_Work instructions:_ Single out the lines that include the word "votes". Copy them.

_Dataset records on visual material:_
** BEGIN **
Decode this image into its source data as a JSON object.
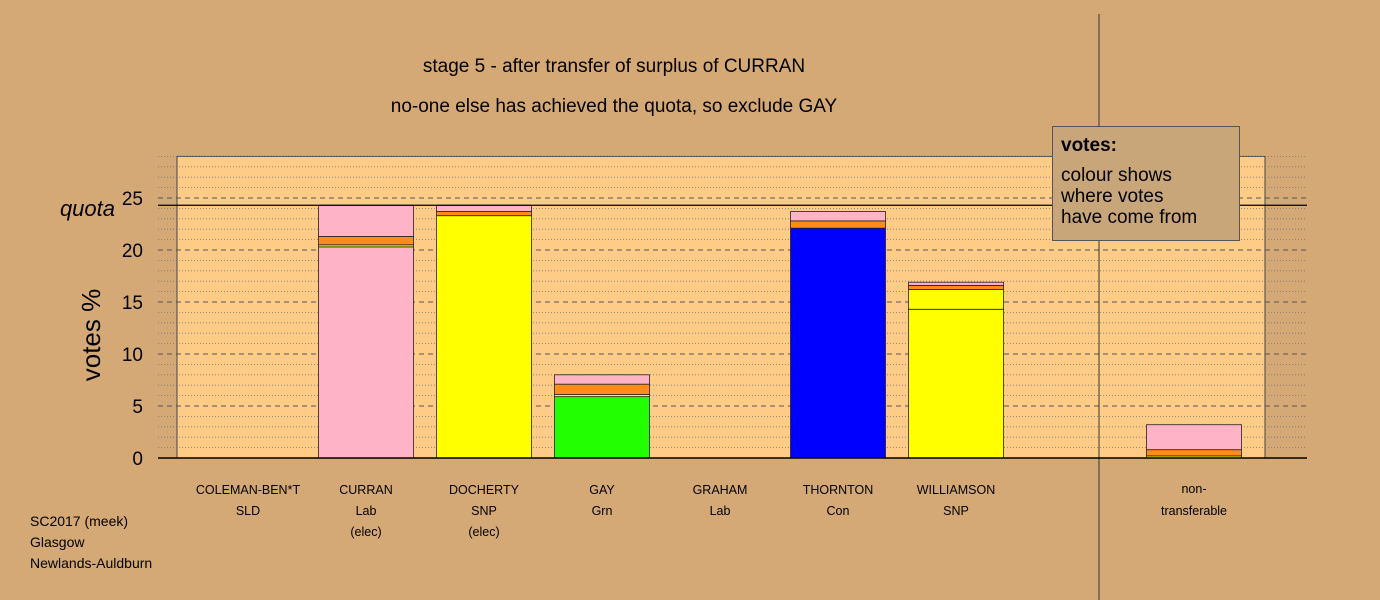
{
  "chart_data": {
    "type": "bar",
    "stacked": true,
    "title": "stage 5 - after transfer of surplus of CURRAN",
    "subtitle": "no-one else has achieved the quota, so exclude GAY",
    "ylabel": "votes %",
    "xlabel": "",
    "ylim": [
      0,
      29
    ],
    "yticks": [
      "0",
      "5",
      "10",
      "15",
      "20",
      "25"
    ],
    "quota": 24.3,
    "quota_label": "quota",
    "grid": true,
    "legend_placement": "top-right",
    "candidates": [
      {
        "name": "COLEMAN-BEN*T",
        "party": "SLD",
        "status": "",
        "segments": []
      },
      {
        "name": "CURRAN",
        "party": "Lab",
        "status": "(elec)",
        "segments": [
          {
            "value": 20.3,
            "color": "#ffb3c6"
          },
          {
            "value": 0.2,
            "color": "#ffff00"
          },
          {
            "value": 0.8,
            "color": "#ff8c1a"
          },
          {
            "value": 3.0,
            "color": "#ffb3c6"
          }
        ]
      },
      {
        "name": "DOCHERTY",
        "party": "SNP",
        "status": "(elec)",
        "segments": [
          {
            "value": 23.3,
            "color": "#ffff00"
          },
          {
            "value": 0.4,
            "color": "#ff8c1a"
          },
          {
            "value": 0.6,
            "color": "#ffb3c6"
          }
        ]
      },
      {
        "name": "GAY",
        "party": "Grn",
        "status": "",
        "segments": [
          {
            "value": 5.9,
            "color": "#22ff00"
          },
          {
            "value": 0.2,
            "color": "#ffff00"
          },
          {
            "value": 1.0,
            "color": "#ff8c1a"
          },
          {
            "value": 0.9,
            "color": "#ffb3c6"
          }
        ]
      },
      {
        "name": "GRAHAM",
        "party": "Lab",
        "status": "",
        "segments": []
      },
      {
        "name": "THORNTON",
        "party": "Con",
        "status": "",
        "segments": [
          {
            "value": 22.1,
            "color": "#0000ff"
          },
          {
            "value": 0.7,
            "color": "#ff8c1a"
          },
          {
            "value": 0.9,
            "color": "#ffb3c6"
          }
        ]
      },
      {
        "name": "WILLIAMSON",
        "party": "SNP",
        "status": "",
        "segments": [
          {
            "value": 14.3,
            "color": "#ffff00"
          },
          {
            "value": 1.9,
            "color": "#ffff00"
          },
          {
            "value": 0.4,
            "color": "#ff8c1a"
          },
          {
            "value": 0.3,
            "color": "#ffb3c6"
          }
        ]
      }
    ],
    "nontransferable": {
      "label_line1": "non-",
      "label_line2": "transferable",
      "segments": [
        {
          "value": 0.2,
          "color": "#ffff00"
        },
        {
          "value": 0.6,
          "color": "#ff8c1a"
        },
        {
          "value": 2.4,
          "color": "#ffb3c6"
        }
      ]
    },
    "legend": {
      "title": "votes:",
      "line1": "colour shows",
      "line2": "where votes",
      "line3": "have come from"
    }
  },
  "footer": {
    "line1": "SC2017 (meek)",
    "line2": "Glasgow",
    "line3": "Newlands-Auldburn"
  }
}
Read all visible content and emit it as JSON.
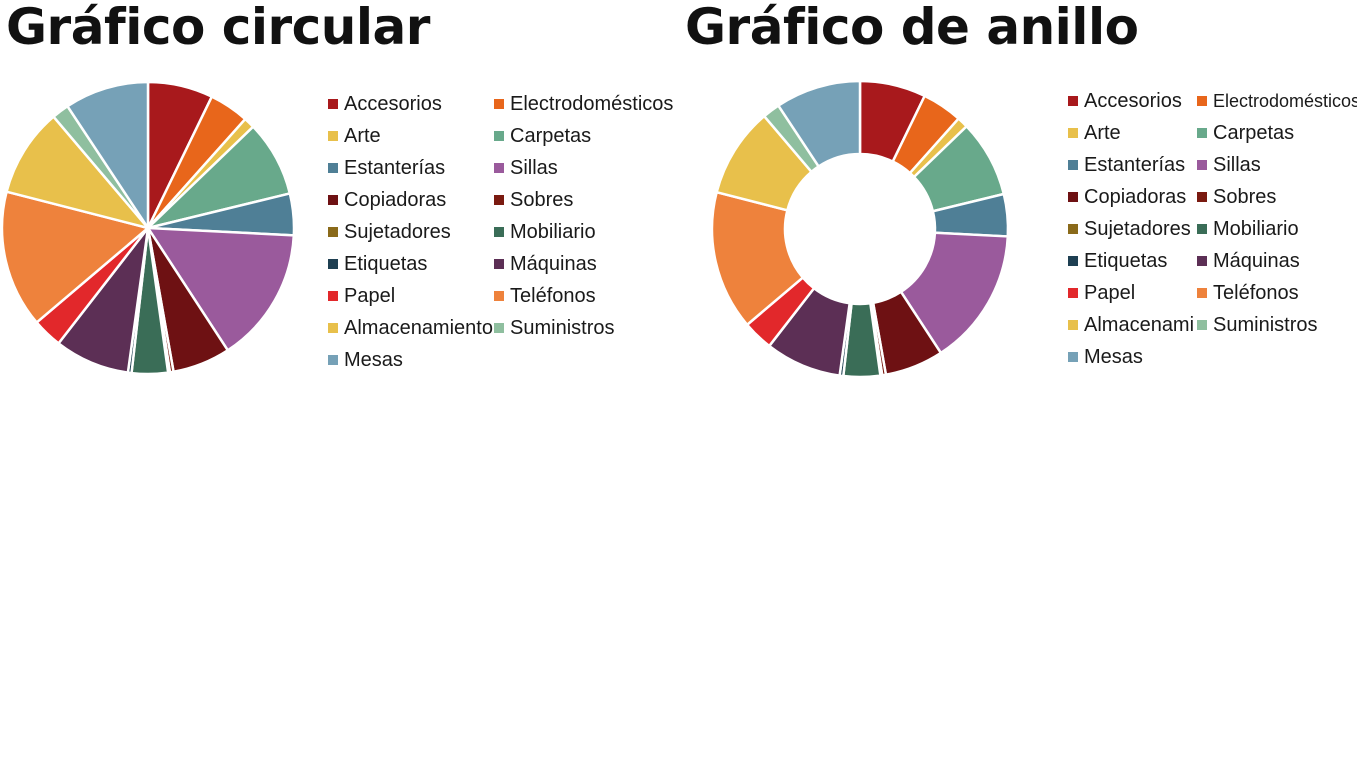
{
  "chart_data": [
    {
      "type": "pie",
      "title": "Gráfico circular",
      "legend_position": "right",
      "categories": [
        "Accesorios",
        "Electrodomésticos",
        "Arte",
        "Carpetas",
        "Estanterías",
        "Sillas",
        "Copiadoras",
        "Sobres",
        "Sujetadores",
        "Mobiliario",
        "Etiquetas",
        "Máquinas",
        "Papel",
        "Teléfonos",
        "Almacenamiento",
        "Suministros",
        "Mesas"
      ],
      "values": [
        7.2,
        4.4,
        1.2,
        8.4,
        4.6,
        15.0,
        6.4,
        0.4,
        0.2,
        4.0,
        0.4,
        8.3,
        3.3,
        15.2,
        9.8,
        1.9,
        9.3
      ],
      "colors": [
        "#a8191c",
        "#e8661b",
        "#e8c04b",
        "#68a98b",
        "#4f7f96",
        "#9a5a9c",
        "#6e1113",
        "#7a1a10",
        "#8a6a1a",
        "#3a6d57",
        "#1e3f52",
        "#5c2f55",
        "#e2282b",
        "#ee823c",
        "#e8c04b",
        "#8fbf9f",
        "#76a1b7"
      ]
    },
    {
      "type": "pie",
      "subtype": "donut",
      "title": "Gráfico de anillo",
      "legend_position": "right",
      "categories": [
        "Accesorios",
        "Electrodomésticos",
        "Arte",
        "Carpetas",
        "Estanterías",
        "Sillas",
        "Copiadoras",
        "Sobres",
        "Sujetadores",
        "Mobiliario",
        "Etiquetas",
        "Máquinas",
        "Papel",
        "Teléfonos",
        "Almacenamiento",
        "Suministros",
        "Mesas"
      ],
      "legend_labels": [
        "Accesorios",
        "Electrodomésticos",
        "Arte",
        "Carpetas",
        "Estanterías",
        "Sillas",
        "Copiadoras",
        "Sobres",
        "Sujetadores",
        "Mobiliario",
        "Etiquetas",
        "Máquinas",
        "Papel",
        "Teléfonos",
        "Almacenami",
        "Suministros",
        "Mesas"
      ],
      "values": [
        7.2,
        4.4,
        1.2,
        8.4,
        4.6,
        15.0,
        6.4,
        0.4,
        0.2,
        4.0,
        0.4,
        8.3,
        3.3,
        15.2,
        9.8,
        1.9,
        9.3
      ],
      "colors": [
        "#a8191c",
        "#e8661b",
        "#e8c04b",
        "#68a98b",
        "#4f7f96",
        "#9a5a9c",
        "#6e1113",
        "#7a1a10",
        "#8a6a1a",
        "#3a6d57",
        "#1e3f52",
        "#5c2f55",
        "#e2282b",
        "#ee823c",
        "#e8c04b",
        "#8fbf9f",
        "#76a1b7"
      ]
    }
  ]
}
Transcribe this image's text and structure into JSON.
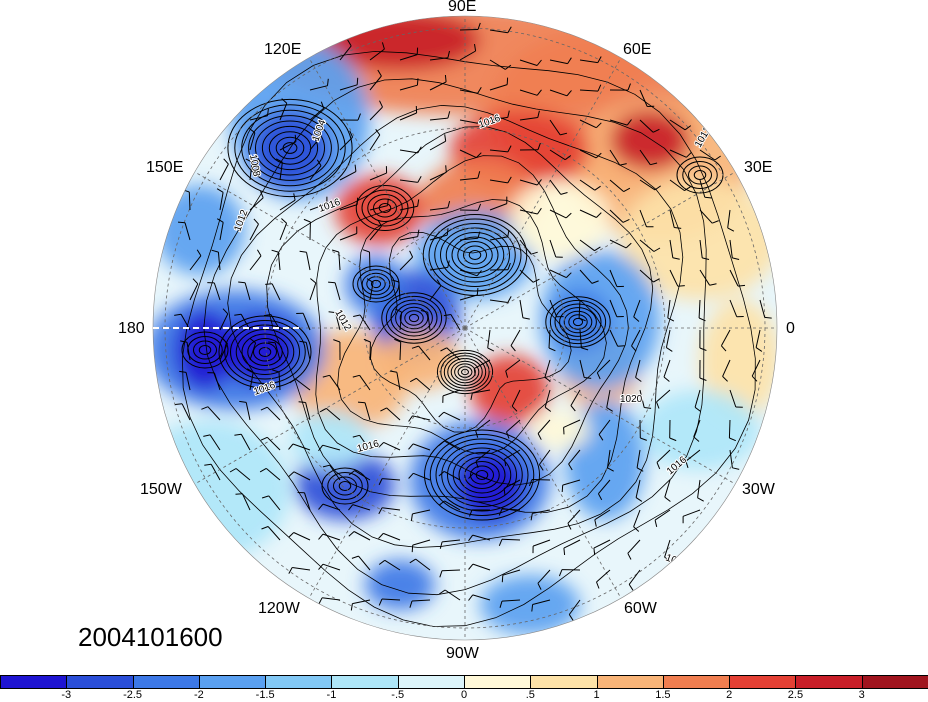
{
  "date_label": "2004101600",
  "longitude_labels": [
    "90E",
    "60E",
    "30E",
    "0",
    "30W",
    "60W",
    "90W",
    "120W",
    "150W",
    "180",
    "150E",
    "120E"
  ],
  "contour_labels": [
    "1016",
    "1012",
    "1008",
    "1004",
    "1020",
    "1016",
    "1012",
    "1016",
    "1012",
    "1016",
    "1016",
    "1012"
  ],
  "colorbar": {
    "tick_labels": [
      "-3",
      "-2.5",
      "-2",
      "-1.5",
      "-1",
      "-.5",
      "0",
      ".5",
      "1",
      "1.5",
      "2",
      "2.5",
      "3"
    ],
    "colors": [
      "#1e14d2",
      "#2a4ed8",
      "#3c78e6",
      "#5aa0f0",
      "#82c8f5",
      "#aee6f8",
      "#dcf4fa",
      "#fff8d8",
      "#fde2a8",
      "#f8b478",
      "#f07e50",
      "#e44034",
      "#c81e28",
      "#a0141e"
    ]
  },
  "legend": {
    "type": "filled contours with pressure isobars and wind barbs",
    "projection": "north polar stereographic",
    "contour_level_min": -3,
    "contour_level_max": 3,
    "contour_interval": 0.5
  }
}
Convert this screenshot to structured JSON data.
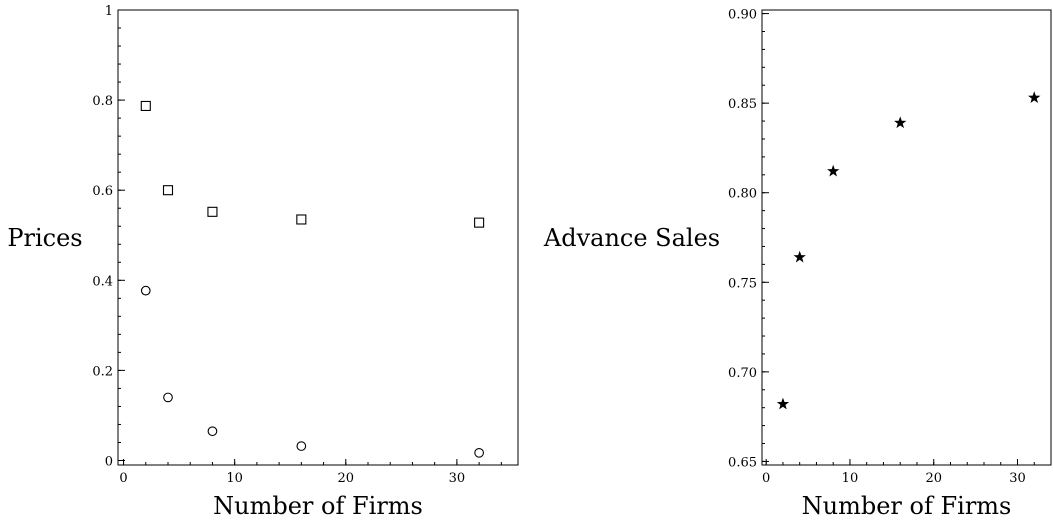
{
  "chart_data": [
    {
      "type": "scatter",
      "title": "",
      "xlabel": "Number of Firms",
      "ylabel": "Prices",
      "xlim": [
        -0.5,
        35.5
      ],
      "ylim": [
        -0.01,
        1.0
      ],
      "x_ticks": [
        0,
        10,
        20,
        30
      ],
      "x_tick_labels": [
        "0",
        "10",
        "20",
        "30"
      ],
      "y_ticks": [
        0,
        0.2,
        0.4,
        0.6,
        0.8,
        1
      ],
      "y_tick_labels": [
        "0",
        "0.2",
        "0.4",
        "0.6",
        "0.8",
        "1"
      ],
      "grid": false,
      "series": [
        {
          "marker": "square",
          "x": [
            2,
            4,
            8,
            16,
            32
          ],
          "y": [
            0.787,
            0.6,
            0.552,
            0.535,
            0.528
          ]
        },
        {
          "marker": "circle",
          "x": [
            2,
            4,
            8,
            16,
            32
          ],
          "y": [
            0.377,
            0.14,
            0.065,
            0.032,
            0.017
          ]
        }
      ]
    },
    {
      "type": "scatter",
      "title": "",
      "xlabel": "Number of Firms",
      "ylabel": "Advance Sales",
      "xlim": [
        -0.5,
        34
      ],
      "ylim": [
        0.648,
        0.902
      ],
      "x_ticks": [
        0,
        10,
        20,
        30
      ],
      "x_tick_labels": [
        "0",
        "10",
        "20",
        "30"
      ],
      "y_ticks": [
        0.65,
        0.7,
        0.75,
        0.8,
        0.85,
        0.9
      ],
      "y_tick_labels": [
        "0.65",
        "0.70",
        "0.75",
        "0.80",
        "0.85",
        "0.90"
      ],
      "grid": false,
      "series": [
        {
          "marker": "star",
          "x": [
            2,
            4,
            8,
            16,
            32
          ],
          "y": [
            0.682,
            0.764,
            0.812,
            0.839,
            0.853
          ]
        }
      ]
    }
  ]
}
** END **
_The answer:_
    "ylabel": "votes %",
      "title": "votes:",
      "line2": "where votes",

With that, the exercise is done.